Start PROVIDED DATA
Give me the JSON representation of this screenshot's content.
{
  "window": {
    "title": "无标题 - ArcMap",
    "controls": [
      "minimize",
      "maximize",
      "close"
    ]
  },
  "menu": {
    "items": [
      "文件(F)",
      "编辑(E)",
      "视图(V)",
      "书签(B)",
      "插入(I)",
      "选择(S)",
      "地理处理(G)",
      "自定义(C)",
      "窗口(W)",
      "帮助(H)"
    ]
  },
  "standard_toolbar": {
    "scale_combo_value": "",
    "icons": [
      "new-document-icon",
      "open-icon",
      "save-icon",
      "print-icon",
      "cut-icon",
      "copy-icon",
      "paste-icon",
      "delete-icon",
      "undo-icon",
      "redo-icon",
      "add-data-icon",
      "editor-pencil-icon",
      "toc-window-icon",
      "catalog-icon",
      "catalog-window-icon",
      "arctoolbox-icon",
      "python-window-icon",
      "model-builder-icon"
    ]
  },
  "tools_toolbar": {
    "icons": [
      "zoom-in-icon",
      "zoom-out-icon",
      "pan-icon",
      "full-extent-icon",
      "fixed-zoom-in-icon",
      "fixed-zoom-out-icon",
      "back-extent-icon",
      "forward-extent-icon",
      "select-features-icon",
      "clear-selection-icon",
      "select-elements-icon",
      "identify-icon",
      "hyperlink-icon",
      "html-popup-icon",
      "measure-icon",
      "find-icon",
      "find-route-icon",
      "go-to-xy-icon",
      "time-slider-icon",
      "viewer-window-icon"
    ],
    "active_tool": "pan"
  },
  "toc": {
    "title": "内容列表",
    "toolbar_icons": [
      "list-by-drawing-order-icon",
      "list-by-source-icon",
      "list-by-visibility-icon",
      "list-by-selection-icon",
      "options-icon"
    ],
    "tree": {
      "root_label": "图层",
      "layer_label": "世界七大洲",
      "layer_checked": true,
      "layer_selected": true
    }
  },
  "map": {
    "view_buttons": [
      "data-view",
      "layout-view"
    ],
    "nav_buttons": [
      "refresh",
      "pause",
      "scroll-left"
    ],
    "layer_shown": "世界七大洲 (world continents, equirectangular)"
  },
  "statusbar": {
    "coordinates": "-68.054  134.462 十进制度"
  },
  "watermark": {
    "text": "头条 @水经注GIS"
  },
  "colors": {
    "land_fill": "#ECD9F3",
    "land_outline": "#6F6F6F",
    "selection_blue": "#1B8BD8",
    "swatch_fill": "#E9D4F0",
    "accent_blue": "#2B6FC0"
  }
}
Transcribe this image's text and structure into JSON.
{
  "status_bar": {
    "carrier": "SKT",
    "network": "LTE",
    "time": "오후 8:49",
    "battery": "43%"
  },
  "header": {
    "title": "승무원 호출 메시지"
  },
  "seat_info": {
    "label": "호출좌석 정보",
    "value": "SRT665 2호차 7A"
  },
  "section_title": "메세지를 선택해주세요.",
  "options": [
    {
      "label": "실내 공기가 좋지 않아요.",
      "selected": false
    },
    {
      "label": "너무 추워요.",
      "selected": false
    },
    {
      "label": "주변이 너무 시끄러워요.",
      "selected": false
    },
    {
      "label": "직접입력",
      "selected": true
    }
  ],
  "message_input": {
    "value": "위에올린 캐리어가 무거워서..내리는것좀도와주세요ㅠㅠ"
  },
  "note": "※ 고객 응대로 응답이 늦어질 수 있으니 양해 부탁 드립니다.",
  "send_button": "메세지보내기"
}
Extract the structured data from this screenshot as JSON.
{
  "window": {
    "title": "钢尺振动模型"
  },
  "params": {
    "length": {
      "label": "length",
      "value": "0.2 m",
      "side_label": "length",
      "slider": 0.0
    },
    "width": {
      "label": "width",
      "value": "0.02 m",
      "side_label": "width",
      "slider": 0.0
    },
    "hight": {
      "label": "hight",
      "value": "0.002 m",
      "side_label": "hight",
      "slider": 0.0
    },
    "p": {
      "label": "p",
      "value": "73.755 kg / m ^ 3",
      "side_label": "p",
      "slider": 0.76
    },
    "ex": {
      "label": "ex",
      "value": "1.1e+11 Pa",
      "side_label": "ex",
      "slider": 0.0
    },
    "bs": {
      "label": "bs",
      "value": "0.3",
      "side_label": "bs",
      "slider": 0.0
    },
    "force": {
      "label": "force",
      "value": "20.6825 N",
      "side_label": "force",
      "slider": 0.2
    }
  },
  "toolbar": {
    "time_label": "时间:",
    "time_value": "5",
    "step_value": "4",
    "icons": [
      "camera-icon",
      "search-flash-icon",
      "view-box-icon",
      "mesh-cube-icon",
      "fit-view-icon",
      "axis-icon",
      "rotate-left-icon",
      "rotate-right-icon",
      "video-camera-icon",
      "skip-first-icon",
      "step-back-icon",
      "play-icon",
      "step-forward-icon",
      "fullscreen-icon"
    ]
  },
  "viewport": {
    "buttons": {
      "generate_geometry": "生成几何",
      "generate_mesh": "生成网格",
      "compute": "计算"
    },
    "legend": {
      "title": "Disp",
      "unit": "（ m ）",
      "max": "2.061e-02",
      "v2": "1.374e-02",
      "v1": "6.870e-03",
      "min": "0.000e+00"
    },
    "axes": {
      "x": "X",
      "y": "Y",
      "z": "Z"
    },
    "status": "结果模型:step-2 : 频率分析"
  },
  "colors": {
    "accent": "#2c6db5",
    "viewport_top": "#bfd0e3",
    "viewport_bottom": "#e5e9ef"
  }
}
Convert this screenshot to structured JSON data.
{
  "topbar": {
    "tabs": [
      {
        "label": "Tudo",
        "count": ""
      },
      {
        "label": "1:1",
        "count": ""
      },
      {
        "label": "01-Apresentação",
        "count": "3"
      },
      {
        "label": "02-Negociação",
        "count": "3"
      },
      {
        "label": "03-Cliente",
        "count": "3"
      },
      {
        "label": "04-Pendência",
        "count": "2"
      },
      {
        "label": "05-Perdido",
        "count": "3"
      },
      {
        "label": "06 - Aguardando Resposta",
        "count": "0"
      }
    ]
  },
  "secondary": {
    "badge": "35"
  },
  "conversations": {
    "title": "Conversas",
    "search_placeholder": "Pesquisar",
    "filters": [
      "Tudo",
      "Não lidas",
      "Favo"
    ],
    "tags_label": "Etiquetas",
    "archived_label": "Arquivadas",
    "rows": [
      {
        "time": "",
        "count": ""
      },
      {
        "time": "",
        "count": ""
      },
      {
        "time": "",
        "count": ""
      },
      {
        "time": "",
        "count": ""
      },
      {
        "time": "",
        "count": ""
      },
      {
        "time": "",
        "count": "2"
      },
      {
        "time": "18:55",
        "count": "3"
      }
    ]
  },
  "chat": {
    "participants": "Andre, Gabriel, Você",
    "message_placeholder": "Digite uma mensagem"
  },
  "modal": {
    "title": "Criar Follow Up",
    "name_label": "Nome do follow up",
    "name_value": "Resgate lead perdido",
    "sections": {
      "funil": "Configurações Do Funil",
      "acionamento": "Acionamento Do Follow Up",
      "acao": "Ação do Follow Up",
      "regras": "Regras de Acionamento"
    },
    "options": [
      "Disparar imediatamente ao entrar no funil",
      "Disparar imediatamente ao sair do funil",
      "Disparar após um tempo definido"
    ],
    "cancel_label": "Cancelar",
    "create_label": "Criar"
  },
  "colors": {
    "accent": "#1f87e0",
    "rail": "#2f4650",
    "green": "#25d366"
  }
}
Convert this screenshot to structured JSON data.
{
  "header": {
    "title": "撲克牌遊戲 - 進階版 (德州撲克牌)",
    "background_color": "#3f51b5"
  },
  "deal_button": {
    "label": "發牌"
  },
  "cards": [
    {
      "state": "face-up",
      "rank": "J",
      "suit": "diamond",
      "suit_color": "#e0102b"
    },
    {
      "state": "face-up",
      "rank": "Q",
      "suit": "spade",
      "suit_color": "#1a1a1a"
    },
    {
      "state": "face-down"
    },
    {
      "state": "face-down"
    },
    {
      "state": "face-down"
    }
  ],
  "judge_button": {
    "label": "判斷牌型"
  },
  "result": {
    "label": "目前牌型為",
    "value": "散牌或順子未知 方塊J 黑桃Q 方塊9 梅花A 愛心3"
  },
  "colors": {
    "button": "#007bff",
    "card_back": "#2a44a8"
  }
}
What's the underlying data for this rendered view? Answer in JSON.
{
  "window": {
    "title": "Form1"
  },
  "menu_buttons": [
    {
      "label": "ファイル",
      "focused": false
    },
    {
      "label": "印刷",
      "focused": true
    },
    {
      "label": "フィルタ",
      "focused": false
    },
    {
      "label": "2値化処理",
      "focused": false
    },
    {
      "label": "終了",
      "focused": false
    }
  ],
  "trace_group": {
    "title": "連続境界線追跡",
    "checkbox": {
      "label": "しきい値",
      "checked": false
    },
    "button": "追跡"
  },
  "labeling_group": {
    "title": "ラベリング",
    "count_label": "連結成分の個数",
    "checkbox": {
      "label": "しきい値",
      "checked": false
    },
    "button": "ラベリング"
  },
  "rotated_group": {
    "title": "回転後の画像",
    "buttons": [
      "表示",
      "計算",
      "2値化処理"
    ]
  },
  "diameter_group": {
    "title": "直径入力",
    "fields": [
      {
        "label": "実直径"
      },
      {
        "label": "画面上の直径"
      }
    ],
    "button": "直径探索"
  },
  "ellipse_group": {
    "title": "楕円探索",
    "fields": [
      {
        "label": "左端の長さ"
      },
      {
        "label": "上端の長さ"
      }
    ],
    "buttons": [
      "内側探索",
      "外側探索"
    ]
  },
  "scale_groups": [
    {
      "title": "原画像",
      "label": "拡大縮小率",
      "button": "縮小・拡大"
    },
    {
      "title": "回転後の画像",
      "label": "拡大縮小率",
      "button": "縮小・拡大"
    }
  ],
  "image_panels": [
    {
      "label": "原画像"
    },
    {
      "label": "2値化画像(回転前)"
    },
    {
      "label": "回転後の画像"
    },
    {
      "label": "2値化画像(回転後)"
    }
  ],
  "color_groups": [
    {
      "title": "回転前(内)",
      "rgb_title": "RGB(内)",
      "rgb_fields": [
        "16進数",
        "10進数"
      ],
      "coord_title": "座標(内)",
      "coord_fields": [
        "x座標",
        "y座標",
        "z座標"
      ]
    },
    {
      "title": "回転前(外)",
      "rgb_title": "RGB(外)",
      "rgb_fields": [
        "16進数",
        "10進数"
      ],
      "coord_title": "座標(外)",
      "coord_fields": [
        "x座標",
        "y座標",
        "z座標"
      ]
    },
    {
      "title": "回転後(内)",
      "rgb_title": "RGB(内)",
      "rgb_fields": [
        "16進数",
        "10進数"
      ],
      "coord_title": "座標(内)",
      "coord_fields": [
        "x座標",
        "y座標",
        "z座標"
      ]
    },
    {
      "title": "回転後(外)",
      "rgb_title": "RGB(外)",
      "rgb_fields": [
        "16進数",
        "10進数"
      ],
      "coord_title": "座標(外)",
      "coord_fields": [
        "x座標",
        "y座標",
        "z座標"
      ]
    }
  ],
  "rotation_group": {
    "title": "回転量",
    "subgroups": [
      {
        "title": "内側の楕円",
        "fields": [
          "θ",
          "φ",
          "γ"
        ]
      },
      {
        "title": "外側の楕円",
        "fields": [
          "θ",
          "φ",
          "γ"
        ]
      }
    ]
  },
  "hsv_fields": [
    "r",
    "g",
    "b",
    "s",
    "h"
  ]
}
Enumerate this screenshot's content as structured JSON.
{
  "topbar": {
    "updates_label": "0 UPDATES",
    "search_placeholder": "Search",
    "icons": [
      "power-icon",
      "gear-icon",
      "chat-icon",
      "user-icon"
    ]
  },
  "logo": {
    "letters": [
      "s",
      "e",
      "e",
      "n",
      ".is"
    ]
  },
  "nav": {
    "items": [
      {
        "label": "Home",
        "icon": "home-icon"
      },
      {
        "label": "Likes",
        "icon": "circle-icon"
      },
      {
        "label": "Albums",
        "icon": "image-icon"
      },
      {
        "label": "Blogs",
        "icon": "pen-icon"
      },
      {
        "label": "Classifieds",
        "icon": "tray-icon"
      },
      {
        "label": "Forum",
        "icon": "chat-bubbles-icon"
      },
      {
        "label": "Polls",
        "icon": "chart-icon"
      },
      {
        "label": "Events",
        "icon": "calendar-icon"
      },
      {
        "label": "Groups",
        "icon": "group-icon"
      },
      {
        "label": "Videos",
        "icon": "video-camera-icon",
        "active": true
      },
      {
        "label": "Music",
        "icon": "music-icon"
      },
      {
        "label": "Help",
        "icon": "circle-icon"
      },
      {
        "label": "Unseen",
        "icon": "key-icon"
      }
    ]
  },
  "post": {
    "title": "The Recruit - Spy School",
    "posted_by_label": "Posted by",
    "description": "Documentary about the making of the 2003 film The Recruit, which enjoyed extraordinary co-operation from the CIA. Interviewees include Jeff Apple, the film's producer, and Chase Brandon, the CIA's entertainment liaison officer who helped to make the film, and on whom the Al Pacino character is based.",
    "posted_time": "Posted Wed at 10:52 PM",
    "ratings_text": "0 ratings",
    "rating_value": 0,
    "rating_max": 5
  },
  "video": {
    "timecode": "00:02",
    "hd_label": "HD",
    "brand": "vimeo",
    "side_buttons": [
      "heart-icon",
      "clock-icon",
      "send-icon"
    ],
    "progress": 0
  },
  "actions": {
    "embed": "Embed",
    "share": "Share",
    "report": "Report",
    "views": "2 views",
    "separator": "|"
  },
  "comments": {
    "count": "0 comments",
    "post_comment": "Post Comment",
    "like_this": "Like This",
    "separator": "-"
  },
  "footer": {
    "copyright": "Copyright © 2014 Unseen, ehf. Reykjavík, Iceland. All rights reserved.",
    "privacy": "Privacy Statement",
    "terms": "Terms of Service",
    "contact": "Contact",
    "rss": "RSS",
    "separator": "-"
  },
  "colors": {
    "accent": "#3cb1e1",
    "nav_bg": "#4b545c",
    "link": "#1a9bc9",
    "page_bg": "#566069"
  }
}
End PROVIDED DATA
▸ **EXERCISE DESCRIPTION**:
Out of the preceding entries, pull every line containing the string "imediatamente".

▸ **TASK SOLUTION**:
      "Disparar imediatamente ao entrar no funil",
      "Disparar imediatamente ao sair do funil",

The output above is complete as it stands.